**SHORT TASK**
Reproduce all of the material word for word.

**WORKING DATA**
* * *
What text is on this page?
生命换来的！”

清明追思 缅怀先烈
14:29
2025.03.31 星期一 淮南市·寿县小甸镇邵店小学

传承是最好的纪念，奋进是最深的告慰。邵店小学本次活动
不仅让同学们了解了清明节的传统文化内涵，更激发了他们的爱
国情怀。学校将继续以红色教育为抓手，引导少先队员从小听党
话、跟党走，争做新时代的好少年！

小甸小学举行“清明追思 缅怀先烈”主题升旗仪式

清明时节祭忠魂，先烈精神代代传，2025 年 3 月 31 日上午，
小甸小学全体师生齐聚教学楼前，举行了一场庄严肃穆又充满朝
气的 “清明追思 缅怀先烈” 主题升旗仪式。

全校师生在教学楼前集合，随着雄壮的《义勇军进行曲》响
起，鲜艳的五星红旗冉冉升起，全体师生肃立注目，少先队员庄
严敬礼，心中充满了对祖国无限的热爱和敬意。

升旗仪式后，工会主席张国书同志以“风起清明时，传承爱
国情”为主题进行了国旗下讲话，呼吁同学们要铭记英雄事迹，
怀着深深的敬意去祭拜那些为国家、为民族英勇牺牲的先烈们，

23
* * *
**FINISHED TASK**
What text is on this page?
生命换来的！”

清明追思 缅怀先烈
14:29
2025.03.31 星期一 淮南市·寿县小甸镇邵店小学

传承是最好的纪念，奋进是最深的告慰。邵店小学本次活动
不仅让同学们了解了清明节的传统文化内涵，更激发了他们的爱
国情怀。学校将继续以红色教育为抓手，引导少先队员从小听党
话、跟党走，争做新时代的好少年！

小甸小学举行“清明追思 缅怀先烈”主题升旗仪式

清明时节祭忠魂，先烈精神代代传，2025 年 3 月 31 日上午，
小甸小学全体师生齐聚教学楼前，举行了一场庄严肃穆又充满朝
气的 “清明追思 缅怀先烈” 主题升旗仪式。

全校师生在教学楼前集合，随着雄壮的《义勇军进行曲》响
起，鲜艳的五星红旗冉冉升起，全体师生肃立注目，少先队员庄
严敬礼，心中充满了对祖国无限的热爱和敬意。

升旗仪式后，工会主席张国书同志以“风起清明时，传承爱
国情”为主题进行了国旗下讲话，呼吁同学们要铭记英雄事迹，
怀着深深的敬意去祭拜那些为国家、为民族英勇牺牲的先烈们，

23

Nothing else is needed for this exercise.